Exercise aim: Locate the word "panel" in the material, then show every line that holds it.

— begin Given information —

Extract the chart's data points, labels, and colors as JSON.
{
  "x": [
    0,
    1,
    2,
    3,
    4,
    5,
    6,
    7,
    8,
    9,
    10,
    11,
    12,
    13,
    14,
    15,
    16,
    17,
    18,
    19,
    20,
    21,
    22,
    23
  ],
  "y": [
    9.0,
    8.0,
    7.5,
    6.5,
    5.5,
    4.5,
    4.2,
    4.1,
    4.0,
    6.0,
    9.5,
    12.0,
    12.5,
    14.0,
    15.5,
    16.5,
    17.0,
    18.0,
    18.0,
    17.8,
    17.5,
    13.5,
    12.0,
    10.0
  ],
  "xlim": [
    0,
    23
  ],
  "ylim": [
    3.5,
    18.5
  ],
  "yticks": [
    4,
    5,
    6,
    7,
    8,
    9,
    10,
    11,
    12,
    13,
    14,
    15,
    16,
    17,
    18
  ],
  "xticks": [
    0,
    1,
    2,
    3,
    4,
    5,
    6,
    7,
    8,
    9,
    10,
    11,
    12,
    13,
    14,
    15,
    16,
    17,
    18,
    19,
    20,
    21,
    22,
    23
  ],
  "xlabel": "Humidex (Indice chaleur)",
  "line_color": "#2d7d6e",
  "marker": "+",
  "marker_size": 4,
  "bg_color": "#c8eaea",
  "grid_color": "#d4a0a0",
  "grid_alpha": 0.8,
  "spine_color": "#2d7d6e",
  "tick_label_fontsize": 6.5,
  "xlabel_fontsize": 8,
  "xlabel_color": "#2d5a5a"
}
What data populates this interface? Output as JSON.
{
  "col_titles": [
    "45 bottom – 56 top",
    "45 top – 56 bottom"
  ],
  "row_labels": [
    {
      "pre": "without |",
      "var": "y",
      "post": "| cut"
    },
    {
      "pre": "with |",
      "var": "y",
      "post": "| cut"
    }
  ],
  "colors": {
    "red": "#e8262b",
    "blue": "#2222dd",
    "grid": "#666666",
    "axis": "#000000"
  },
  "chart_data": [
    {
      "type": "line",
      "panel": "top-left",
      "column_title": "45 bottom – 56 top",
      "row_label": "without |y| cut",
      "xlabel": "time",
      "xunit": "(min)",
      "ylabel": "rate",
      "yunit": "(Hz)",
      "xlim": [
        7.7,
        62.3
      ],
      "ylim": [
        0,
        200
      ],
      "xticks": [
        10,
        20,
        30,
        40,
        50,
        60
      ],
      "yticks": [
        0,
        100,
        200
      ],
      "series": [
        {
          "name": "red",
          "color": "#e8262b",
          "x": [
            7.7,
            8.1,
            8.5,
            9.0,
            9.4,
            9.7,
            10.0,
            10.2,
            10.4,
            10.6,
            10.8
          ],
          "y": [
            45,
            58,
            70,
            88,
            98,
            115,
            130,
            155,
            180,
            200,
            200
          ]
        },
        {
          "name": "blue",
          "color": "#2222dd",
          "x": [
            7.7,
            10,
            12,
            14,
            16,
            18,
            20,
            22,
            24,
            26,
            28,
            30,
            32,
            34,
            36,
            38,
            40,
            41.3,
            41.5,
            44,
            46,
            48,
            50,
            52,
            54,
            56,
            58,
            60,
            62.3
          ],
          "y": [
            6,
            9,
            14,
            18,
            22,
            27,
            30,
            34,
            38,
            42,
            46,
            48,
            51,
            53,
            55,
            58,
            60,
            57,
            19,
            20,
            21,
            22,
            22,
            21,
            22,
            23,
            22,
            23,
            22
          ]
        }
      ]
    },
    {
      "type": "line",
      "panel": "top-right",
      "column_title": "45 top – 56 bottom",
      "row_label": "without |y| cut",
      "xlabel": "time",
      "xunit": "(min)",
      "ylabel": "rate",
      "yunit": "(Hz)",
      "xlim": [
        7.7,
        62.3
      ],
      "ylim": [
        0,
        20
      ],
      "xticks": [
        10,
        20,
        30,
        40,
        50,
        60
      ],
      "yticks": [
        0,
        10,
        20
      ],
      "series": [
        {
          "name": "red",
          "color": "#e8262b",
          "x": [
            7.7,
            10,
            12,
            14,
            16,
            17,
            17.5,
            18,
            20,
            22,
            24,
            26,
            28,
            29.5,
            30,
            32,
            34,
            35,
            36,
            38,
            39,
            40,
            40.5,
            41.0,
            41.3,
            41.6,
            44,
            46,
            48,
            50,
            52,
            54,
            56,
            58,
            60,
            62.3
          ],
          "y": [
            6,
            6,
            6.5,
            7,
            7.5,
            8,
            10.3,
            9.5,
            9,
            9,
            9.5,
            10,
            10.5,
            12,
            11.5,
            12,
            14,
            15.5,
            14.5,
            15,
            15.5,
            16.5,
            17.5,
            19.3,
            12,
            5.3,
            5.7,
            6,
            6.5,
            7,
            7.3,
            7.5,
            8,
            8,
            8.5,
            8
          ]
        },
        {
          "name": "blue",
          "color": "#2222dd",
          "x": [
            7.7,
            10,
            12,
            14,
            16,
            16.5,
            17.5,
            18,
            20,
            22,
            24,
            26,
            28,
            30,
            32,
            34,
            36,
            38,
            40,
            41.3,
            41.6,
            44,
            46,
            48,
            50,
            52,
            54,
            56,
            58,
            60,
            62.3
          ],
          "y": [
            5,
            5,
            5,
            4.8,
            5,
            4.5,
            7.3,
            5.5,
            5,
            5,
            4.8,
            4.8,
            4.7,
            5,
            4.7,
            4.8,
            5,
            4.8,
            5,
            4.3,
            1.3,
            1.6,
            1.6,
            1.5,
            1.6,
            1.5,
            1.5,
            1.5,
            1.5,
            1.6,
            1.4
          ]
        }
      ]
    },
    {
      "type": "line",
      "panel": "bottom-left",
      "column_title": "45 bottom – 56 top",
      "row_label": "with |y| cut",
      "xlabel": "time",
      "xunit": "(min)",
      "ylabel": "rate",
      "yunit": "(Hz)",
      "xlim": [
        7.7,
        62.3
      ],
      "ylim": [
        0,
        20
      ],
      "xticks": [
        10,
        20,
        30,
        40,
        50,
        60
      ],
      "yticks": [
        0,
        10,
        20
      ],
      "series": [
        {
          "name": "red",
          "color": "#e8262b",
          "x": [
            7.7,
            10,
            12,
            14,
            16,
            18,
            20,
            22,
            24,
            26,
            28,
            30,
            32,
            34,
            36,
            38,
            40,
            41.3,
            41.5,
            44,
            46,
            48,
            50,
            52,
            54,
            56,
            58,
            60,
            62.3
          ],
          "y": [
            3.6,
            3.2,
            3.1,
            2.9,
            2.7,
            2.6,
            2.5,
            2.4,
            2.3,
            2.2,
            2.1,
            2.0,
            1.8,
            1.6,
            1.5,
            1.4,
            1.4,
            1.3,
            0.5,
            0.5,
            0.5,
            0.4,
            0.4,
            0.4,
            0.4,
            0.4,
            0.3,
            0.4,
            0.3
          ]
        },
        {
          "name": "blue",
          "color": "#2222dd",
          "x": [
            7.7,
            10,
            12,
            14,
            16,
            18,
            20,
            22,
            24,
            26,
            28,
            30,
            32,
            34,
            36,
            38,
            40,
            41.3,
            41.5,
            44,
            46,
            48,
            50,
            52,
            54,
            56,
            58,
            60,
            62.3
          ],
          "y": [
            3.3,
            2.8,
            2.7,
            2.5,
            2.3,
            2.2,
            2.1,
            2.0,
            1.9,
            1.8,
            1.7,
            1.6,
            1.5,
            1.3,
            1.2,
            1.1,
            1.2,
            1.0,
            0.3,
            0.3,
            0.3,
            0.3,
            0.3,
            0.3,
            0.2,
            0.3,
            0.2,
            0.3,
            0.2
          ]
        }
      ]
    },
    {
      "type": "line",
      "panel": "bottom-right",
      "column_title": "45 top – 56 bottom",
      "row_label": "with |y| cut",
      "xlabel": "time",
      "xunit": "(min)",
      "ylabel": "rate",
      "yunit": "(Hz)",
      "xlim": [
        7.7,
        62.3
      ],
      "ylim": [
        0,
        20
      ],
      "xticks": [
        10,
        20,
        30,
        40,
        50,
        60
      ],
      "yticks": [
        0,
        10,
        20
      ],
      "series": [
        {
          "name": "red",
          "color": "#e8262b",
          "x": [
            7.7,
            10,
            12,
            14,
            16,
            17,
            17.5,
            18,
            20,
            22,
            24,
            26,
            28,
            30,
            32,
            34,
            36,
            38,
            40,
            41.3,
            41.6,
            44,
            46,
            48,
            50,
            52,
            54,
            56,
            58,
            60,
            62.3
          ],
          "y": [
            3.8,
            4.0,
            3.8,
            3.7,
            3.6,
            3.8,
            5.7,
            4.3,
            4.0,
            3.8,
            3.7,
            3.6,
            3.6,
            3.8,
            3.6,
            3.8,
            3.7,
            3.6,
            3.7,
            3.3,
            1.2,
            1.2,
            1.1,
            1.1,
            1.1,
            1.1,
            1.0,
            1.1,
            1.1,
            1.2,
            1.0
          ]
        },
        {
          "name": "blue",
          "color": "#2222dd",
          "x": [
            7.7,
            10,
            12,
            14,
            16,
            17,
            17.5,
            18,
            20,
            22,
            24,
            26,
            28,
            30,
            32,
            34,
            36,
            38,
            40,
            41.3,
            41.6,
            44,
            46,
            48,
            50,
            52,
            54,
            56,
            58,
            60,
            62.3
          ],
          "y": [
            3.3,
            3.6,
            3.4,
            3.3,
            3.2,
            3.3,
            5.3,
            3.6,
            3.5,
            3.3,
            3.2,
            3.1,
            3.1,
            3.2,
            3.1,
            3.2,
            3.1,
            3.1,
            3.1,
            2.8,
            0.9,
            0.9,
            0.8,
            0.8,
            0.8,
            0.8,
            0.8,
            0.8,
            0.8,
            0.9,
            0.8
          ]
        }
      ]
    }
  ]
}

— end Given information —

Expected output:
      "panel": "top-left",
      "panel": "top-right",
      "panel": "bottom-left",
      "panel": "bottom-right",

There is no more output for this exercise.